*Exercise objective:* Select the lines below containing the word "task".

*Supplied data:*
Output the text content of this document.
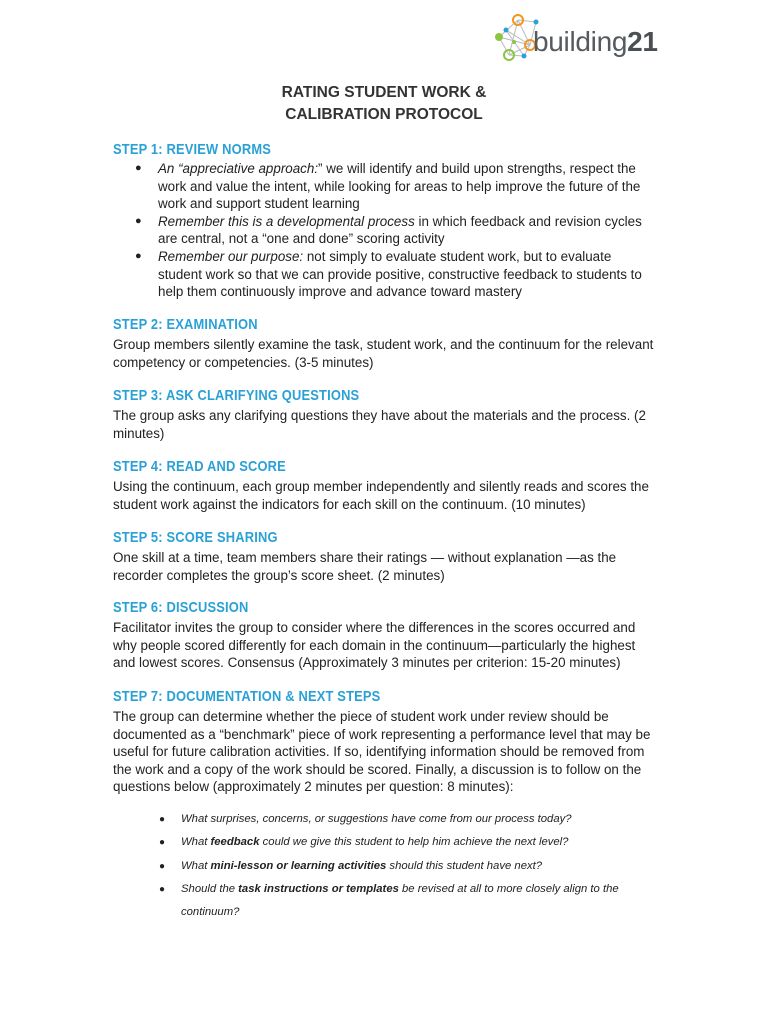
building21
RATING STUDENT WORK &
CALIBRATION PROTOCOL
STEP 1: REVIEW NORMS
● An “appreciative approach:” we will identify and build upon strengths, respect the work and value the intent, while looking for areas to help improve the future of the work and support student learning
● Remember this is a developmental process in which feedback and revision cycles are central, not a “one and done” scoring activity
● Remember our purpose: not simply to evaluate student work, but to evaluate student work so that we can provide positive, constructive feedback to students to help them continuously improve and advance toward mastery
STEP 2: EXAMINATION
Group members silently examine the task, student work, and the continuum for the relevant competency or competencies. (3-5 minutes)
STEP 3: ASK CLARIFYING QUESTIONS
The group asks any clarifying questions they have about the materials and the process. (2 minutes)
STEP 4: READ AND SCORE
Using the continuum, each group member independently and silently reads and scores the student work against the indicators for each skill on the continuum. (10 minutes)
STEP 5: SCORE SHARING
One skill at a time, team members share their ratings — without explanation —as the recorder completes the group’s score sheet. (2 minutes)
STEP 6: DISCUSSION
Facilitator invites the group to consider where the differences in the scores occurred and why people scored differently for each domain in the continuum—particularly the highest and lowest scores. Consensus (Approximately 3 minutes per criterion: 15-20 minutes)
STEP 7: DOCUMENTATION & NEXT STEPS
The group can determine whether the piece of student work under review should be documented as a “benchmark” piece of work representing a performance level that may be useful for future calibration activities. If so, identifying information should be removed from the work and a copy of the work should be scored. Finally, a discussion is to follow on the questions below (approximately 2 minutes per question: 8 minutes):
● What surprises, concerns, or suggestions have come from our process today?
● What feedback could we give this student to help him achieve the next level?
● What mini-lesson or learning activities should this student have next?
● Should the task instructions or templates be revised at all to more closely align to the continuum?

*Problem solution:*
Group members silently examine the task, student work, and the continuum for the relevant competency or competencies. (3-5 minutes)
● Should the task instructions or templates be revised at all to more closely align to the continuum?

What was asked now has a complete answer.